* **Work required**
Wherever "Observations" appears in a line, copy that line.

* **Figure dataset records**
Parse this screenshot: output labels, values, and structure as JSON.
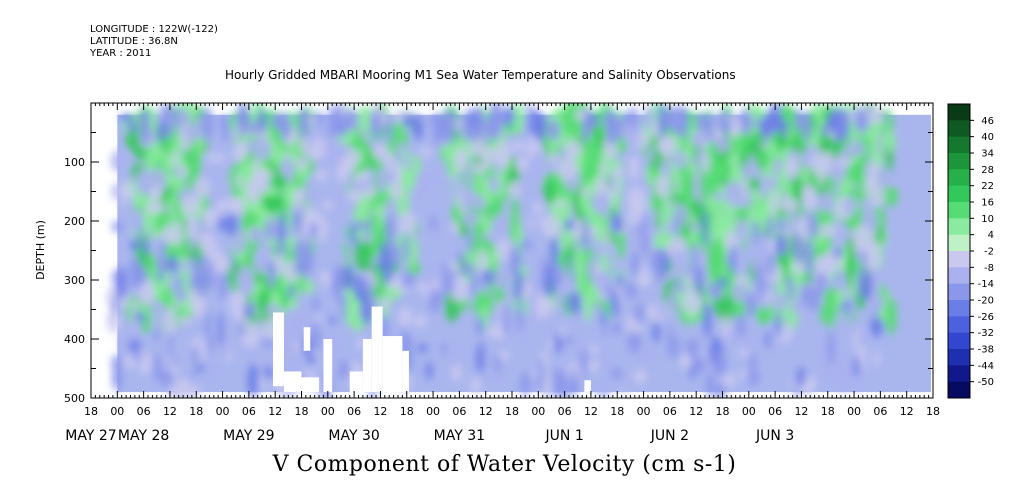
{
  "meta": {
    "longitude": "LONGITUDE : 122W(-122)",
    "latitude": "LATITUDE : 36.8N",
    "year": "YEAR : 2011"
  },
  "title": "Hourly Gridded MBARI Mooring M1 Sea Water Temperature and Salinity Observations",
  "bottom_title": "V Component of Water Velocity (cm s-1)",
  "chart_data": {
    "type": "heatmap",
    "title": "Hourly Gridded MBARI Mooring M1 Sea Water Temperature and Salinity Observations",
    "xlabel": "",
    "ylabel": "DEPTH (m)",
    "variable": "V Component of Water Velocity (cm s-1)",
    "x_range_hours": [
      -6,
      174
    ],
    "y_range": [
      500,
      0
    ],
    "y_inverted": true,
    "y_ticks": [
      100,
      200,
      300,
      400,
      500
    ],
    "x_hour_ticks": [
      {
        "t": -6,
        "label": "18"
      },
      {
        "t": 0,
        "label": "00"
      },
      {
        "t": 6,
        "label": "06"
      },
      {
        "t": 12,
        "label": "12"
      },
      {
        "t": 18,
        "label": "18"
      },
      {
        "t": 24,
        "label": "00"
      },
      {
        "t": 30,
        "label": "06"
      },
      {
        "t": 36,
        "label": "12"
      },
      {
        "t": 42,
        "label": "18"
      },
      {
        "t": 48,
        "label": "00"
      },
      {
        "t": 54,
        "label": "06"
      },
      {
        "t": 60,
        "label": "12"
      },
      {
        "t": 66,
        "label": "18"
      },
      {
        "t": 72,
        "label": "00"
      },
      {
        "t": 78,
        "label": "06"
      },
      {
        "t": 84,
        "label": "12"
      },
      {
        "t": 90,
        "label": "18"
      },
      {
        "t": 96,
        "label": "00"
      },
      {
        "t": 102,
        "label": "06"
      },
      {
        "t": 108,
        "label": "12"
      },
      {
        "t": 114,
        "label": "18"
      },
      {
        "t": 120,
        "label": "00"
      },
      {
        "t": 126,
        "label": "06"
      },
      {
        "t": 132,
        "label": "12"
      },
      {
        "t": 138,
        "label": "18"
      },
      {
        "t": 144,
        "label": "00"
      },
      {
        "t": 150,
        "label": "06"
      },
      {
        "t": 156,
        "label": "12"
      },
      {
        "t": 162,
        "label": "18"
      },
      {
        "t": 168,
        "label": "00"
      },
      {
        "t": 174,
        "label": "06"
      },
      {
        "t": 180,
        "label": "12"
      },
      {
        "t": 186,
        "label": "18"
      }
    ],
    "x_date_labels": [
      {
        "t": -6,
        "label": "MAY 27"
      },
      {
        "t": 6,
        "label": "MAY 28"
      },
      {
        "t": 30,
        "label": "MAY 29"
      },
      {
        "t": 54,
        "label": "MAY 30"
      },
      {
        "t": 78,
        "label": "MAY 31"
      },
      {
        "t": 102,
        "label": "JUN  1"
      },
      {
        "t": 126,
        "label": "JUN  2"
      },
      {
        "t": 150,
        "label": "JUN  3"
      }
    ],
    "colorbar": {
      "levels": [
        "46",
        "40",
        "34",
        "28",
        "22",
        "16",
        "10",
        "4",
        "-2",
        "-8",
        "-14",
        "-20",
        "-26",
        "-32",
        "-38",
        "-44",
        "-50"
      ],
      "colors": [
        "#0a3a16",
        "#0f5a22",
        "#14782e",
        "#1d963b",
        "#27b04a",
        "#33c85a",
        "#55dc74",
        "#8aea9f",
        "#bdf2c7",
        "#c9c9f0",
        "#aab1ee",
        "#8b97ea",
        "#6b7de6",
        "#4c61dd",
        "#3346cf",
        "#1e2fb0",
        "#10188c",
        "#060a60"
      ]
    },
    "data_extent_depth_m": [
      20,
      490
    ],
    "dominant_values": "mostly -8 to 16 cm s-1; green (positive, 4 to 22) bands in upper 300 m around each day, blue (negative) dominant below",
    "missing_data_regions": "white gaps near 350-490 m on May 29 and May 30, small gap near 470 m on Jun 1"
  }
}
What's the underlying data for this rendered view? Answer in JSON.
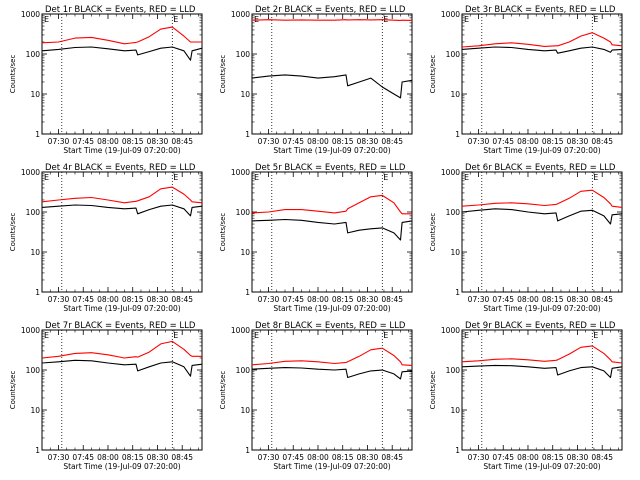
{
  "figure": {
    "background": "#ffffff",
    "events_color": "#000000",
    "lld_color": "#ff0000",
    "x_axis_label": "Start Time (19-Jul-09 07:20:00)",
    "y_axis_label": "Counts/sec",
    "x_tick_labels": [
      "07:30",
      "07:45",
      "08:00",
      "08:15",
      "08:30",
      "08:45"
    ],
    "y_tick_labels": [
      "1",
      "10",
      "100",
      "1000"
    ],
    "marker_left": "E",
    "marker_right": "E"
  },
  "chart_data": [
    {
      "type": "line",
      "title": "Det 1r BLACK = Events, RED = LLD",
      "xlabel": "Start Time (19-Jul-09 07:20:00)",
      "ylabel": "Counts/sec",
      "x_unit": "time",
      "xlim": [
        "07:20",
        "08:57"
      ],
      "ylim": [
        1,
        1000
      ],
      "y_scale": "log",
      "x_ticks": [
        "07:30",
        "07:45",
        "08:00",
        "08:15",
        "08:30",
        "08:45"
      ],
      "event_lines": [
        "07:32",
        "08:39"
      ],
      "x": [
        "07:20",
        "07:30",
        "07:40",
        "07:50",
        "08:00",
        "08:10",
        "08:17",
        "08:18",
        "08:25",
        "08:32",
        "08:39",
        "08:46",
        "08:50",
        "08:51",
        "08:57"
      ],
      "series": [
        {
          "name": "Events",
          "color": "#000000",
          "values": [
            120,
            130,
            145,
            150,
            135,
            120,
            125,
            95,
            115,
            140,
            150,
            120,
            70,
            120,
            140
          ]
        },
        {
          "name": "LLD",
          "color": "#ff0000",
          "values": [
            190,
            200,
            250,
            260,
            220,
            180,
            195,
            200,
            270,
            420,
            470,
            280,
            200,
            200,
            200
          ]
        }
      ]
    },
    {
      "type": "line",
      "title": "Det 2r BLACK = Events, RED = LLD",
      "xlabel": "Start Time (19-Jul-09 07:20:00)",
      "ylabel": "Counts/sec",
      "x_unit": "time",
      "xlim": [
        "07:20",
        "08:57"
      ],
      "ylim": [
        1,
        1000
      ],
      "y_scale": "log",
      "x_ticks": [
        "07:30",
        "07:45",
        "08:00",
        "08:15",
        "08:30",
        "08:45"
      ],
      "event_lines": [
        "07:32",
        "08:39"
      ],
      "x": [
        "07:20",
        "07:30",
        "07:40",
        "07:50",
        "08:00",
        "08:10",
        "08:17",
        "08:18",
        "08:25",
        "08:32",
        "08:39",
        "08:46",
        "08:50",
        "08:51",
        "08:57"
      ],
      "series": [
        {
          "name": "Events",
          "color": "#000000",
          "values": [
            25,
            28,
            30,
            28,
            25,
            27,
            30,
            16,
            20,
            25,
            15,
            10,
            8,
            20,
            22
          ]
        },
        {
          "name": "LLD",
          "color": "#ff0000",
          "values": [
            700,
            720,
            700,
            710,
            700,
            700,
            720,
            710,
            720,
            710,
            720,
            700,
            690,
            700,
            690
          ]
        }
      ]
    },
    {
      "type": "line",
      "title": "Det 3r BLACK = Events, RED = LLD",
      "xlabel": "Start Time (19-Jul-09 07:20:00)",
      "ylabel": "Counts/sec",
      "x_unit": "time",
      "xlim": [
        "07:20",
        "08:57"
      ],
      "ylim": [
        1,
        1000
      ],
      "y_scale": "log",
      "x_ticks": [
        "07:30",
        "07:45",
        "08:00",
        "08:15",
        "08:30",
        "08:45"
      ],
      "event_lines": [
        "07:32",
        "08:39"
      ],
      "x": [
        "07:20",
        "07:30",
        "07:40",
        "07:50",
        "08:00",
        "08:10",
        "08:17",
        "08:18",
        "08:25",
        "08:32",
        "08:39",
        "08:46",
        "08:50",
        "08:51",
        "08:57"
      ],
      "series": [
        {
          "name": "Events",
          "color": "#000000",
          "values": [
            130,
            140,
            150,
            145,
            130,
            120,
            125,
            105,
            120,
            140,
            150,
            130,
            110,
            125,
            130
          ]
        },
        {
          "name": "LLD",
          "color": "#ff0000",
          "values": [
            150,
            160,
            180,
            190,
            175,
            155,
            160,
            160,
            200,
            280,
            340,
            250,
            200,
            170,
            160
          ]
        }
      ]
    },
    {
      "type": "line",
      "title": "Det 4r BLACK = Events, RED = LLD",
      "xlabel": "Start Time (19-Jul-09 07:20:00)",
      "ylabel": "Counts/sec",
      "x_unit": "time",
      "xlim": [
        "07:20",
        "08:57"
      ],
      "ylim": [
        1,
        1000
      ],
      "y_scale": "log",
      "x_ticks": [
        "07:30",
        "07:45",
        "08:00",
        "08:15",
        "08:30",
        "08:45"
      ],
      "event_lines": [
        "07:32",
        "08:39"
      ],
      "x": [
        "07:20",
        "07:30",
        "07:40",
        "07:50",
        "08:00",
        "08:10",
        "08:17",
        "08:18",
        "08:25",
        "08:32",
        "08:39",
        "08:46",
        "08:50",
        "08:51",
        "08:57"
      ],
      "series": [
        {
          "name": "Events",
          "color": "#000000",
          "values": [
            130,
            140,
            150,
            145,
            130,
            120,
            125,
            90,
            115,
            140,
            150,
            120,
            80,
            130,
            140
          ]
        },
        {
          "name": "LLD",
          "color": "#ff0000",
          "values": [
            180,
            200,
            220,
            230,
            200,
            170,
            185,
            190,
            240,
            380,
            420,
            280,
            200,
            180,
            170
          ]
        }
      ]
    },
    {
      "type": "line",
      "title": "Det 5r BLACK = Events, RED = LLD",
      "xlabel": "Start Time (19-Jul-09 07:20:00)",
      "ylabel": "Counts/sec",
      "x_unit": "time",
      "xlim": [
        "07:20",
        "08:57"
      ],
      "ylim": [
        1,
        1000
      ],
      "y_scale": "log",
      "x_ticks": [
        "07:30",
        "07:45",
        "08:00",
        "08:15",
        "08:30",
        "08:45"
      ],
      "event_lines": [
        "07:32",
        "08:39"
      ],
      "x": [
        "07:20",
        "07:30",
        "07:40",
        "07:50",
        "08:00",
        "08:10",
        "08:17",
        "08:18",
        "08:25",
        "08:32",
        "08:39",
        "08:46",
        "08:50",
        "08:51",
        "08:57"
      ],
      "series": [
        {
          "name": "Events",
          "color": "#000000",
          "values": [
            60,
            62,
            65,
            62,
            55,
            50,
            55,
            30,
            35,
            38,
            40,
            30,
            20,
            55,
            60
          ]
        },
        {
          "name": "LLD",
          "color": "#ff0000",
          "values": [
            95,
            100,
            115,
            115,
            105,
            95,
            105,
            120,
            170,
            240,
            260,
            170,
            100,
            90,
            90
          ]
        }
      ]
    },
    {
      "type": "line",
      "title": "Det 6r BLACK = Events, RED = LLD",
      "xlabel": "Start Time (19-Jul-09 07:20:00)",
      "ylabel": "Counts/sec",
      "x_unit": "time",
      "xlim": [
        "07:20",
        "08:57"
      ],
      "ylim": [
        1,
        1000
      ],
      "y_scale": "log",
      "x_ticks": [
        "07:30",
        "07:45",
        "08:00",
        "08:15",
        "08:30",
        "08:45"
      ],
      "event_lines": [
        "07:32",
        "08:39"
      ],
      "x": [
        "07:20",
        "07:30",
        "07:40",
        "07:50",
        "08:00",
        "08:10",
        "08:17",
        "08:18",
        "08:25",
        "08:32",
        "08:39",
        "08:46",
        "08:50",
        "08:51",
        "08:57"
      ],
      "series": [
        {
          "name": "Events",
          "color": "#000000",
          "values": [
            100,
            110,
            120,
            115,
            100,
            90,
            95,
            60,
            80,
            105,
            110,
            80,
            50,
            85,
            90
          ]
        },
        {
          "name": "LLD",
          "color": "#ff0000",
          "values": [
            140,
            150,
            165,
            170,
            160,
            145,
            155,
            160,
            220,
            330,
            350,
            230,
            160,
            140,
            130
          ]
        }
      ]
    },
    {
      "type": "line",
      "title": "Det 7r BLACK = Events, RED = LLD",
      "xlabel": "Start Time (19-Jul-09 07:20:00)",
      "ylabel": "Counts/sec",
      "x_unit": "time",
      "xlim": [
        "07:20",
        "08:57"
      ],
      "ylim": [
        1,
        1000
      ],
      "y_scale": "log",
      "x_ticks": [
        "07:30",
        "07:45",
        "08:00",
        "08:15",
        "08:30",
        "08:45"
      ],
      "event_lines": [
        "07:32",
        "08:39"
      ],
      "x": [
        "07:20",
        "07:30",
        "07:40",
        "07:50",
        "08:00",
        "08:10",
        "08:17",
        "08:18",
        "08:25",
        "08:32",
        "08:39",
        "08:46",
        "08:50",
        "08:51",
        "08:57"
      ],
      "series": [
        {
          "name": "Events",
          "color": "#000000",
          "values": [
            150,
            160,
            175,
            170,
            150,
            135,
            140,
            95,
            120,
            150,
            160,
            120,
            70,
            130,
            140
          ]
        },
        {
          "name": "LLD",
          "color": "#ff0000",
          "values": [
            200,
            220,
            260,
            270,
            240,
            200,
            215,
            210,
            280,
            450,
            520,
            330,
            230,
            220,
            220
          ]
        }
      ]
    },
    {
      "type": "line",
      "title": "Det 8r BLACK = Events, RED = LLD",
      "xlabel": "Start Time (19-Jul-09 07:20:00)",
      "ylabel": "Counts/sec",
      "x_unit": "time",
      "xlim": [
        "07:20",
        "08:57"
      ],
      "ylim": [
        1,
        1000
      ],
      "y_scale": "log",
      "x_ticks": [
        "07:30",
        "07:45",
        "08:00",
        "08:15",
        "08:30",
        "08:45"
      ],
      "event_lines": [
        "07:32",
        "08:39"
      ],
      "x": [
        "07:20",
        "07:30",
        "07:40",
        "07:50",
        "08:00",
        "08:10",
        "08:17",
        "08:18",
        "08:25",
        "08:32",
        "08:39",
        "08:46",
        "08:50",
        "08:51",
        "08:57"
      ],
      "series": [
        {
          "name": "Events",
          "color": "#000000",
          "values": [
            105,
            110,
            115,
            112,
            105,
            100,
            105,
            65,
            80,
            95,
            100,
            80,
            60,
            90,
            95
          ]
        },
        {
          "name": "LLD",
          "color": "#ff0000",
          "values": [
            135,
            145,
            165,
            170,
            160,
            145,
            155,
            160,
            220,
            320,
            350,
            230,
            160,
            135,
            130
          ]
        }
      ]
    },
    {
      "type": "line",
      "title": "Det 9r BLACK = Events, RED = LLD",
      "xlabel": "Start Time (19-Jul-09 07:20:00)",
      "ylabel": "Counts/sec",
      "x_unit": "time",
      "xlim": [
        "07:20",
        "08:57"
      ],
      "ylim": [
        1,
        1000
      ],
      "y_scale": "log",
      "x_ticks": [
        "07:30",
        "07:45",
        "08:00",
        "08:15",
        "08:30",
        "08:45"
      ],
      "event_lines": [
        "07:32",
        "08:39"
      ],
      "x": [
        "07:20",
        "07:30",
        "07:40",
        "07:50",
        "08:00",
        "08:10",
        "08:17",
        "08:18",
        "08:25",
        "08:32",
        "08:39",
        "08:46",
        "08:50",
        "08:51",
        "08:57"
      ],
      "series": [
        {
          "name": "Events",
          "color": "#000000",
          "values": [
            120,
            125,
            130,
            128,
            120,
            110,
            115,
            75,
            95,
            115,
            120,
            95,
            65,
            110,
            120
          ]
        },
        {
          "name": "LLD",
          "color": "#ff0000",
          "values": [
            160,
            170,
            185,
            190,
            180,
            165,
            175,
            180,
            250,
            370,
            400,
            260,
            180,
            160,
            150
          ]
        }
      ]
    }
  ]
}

* **Result**
  "title": "Hourly Gridded MBARI Mooring M1 Sea Water Temperature and Salinity Observations",
    "title": "Hourly Gridded MBARI Mooring M1 Sea Water Temperature and Salinity Observations",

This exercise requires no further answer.